— Exercise prompt —
All lines in the data bearing the string "Sign" should be identified and copied.
▼▼▼
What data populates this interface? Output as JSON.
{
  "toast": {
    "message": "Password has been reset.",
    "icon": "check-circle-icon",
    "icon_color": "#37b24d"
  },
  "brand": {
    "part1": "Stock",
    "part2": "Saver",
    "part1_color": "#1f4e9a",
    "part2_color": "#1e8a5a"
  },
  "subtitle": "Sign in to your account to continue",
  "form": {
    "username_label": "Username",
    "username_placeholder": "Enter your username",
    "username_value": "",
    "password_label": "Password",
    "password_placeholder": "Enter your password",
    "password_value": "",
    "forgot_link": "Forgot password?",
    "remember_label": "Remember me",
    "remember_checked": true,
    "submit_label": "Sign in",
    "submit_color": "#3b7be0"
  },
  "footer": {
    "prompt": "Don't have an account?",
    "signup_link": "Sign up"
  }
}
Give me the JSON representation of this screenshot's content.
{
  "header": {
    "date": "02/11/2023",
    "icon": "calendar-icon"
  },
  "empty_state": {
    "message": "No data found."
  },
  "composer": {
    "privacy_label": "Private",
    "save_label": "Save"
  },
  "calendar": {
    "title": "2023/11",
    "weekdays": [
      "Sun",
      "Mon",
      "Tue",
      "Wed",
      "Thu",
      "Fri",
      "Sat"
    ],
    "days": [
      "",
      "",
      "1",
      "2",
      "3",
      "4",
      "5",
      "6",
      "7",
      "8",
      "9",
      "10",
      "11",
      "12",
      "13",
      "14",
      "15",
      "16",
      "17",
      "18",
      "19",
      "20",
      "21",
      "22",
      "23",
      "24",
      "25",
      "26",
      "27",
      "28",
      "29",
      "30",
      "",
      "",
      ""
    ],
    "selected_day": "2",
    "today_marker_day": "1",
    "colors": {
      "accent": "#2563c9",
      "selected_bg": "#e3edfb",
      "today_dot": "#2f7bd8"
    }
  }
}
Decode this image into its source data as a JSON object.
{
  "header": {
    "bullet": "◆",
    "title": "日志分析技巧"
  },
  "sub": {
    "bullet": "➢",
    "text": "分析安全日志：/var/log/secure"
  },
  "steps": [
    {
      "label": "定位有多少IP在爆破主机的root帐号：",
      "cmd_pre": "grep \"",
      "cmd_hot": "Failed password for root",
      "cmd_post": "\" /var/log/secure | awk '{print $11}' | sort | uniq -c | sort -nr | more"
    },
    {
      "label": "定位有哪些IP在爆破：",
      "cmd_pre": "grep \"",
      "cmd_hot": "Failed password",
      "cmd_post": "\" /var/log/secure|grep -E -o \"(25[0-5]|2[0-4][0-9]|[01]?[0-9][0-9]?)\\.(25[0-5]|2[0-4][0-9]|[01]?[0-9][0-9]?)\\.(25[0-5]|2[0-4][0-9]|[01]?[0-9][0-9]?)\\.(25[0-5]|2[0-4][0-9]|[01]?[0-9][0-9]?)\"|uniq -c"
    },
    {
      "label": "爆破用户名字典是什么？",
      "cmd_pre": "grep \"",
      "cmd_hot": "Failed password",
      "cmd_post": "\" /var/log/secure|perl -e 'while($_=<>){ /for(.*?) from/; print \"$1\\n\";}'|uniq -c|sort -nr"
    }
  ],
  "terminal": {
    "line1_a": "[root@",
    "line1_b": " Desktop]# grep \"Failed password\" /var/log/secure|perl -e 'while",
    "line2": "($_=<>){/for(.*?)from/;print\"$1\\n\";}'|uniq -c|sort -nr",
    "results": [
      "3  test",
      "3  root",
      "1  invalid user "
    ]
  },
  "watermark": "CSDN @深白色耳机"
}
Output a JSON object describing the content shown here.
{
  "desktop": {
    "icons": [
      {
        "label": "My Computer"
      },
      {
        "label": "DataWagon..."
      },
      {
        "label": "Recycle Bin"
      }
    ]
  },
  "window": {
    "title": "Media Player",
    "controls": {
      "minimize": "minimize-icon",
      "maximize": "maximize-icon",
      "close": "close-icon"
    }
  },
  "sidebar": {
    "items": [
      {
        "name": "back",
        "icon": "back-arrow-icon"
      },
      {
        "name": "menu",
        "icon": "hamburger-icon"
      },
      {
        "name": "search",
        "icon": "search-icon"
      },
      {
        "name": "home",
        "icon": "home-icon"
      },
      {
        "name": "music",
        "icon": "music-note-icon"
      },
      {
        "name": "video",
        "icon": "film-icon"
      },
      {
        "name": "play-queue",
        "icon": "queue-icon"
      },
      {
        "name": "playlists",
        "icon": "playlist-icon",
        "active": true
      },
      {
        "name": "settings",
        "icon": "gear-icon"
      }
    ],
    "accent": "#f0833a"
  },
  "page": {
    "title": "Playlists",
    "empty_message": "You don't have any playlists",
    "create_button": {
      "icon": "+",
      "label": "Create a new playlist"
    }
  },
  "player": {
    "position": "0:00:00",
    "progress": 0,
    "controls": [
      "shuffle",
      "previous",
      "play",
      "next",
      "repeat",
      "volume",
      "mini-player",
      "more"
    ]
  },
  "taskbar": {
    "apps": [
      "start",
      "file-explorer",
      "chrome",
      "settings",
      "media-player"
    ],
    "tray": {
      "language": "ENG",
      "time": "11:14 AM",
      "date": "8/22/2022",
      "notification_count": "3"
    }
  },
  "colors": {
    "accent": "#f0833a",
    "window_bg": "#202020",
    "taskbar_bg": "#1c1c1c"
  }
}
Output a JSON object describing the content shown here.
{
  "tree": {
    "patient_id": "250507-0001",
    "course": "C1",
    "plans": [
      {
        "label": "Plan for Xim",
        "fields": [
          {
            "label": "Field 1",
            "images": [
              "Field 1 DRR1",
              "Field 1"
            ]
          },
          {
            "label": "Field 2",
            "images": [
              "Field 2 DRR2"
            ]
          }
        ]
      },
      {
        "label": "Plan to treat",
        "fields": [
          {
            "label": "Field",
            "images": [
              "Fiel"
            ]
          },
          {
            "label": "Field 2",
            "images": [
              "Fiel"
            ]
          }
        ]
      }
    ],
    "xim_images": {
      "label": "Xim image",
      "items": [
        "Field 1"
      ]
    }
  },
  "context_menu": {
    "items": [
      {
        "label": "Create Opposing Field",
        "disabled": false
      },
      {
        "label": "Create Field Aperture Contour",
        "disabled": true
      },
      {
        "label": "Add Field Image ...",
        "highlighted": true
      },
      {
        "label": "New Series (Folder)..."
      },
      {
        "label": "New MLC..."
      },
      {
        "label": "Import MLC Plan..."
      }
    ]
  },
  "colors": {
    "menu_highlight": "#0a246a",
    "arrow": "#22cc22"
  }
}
▲▲▲
— Output for this task —
  "subtitle": "Sign in to your account to continue",
    "submit_label": "Sign in",
    "signup_link": "Sign up"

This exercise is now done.